▶ _Data provided_
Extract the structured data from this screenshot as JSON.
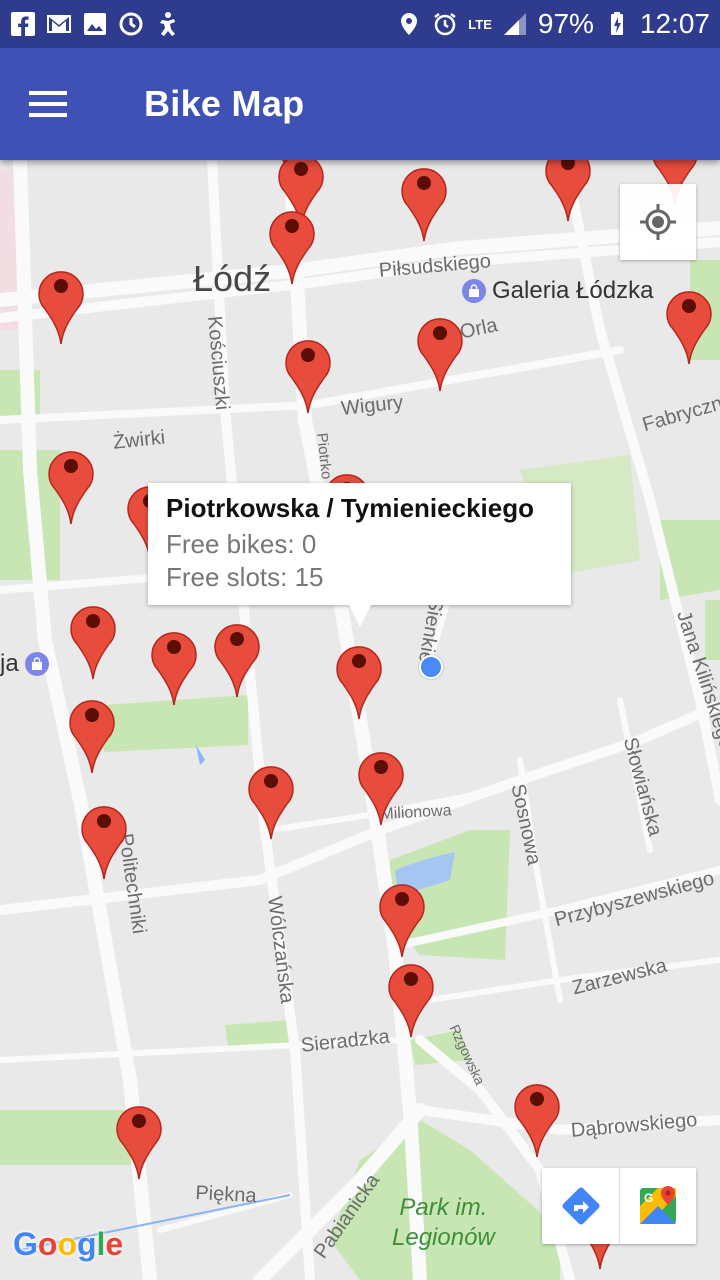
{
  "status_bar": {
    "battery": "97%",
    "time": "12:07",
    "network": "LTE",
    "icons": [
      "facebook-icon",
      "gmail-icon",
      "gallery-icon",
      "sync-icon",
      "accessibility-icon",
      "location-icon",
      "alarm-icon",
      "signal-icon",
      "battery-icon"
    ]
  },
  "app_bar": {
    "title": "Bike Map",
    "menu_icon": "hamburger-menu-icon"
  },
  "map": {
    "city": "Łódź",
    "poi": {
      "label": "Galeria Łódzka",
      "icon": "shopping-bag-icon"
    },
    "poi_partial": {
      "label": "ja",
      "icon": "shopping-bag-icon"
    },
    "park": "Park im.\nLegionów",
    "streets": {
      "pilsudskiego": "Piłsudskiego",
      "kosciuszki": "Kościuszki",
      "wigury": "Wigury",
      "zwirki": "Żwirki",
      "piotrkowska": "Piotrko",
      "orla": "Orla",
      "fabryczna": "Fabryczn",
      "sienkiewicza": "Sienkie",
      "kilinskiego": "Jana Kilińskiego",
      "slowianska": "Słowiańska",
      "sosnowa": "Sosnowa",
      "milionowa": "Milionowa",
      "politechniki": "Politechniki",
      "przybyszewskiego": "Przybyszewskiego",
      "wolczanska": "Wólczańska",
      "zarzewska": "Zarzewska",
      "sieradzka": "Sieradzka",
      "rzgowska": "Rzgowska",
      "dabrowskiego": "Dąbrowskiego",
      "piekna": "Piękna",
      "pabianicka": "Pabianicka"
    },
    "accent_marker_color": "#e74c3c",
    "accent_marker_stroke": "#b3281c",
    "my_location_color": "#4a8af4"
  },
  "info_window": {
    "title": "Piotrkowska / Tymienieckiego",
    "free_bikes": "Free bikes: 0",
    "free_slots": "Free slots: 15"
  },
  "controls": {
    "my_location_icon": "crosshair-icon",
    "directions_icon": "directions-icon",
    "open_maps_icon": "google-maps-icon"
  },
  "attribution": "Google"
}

---

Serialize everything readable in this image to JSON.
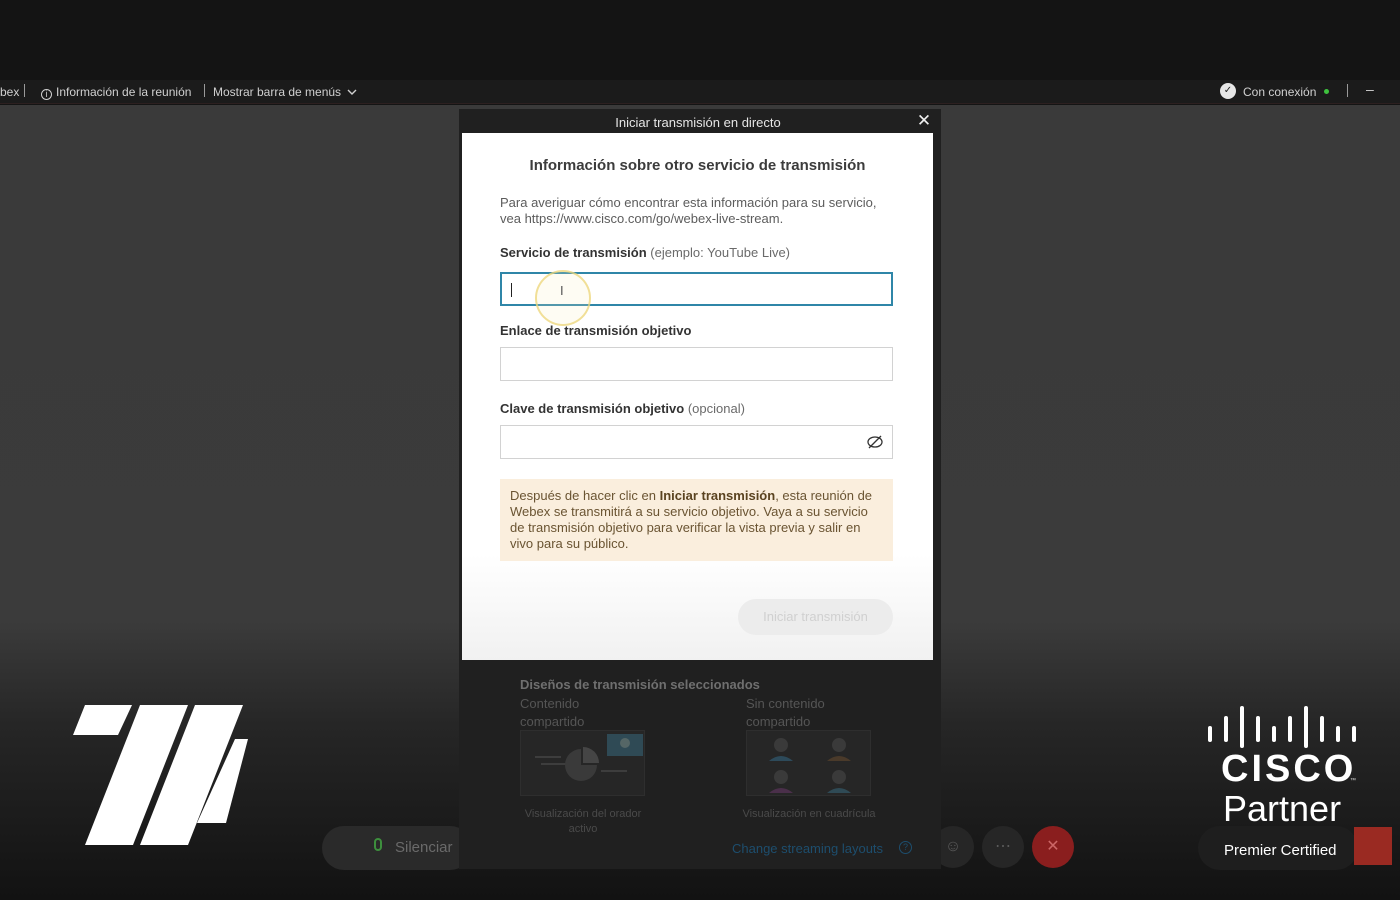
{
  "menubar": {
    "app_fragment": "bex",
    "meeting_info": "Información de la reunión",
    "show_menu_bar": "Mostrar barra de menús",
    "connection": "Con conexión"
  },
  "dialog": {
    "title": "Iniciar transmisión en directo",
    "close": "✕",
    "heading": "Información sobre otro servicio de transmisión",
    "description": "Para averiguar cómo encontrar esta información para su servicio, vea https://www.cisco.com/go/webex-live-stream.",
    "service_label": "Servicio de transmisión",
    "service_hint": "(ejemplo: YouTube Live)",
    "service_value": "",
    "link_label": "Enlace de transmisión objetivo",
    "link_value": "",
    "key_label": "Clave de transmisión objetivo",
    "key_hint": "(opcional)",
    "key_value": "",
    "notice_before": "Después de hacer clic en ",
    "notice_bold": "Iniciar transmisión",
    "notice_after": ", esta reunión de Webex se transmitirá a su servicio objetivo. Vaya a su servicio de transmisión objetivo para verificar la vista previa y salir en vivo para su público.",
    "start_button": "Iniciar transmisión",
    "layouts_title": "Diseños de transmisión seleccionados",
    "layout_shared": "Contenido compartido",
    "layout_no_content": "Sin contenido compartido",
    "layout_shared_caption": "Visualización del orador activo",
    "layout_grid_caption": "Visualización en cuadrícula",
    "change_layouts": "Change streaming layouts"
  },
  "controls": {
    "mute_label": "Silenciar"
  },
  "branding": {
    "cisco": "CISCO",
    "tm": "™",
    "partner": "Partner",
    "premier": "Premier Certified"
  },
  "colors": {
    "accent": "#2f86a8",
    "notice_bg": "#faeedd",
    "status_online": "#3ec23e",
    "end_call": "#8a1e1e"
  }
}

▶ _Problem description_
Count the lines above that contain the word "esta". Give only the number.

▶ _Written solution_
2